> **To be done**
Which lines of the records contain "screenshot"? Collect every one of them.

> **Task input**
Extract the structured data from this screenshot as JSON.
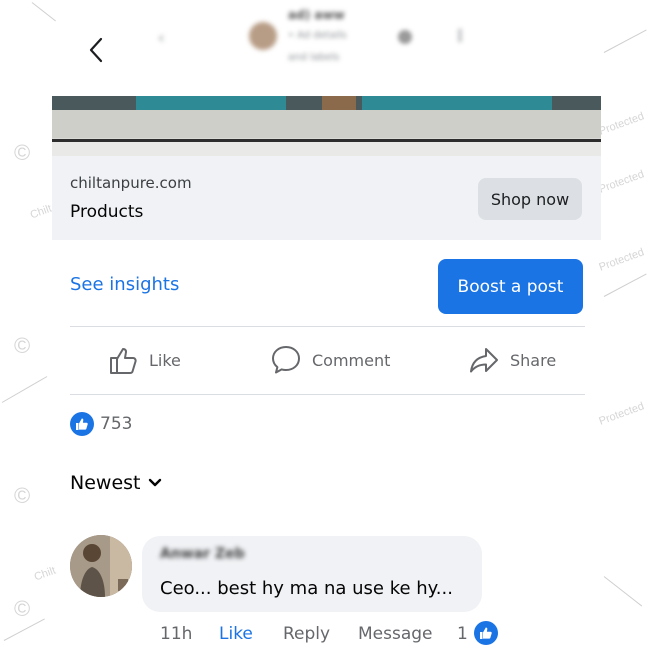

---

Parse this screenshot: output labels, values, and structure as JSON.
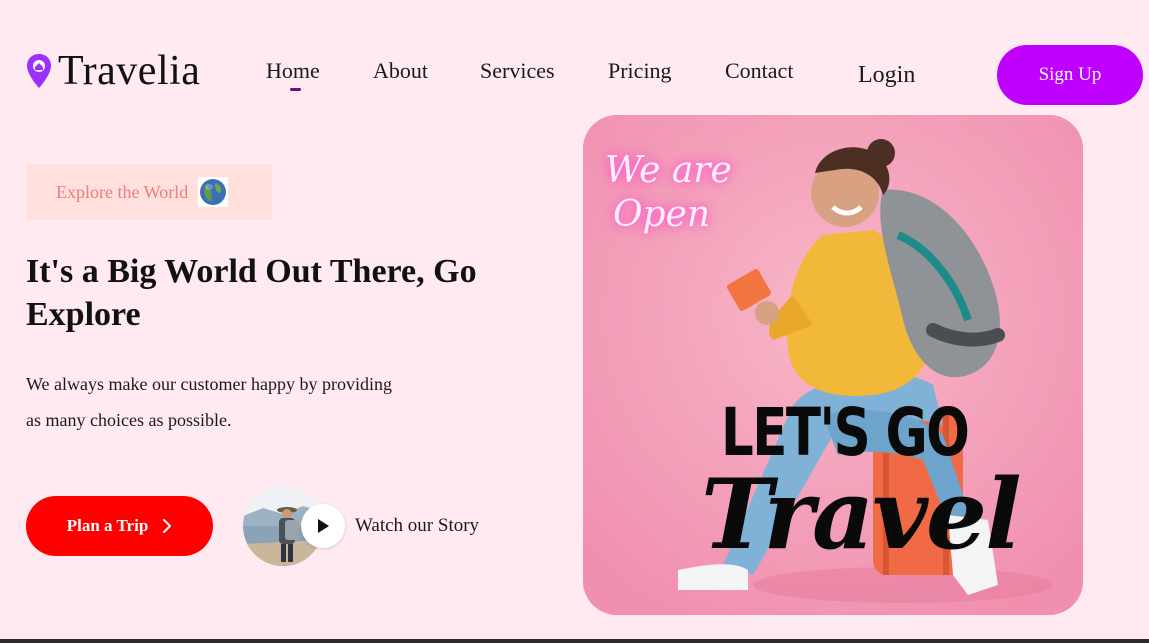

--

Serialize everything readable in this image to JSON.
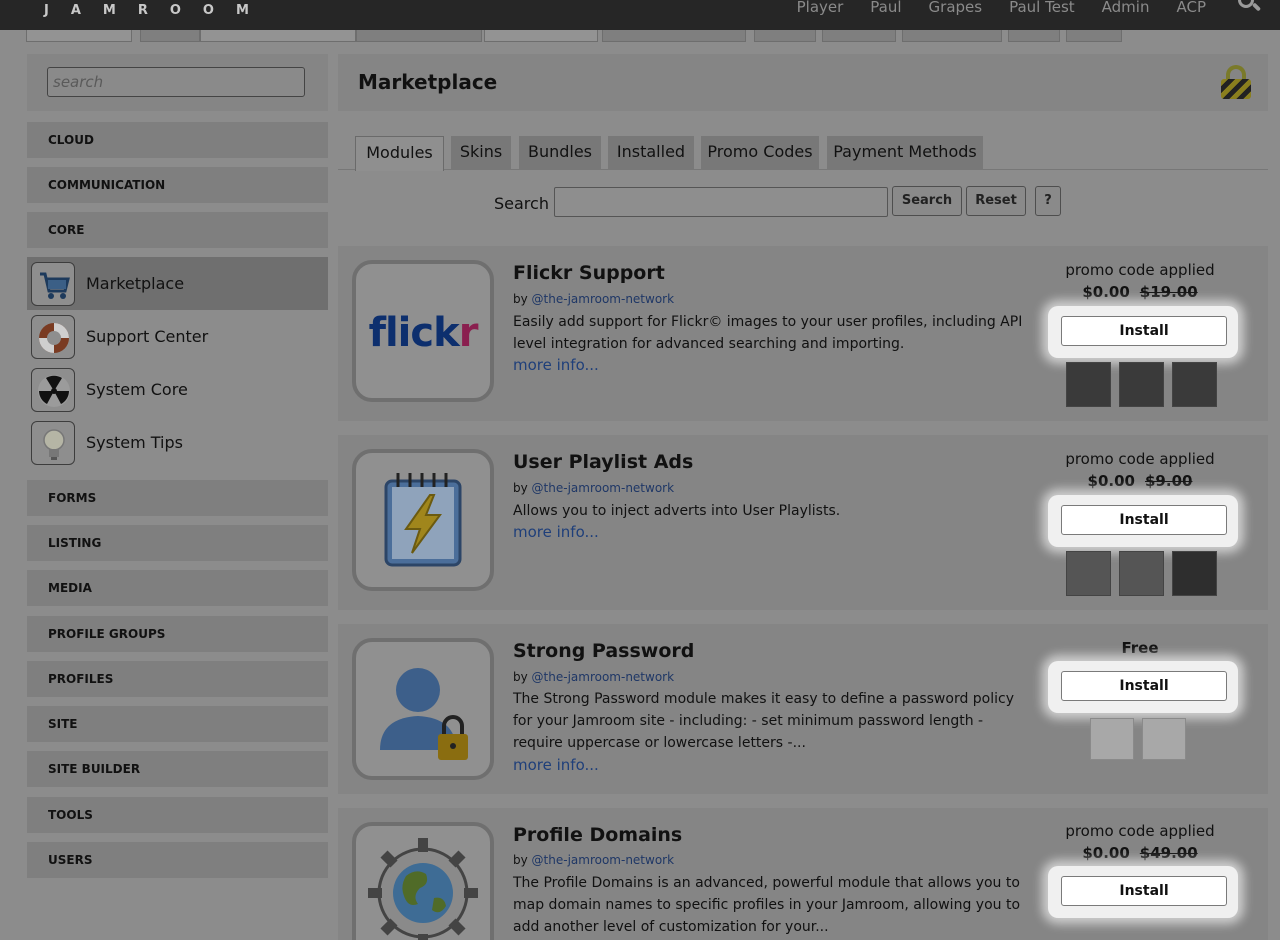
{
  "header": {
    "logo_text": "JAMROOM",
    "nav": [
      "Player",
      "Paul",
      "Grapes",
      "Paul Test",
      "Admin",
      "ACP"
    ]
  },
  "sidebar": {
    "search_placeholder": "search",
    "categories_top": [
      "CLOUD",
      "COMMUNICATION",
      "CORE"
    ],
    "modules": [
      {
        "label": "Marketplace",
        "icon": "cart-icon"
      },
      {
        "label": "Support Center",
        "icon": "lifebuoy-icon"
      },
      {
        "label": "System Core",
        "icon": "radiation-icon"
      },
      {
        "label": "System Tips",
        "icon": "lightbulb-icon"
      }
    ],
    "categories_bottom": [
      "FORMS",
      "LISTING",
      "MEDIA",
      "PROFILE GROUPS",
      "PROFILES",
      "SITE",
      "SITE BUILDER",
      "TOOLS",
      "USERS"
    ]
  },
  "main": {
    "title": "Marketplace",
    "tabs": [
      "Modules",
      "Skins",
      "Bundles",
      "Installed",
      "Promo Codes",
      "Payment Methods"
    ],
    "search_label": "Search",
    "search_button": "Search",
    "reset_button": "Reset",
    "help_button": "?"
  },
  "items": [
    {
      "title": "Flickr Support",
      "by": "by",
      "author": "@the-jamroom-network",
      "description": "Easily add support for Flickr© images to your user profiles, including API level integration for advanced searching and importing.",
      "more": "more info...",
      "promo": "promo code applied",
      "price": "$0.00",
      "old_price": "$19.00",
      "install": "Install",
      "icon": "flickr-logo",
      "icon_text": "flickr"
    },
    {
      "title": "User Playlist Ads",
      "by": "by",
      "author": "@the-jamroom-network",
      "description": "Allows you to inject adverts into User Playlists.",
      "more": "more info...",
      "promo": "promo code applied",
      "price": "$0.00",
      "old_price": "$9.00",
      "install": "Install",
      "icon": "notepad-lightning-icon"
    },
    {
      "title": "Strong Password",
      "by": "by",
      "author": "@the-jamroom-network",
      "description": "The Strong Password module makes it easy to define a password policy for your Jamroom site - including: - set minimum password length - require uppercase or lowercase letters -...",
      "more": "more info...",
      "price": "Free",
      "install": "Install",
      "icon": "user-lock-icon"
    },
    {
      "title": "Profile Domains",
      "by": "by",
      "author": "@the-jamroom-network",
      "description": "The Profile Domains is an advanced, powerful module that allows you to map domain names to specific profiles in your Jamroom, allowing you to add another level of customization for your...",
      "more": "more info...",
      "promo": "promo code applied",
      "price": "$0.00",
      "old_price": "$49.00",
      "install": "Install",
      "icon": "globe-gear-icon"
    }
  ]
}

> **Reply**
Extract the structured data from this screenshot as JSON.
Parse this screenshot: output labels, values, and structure as JSON.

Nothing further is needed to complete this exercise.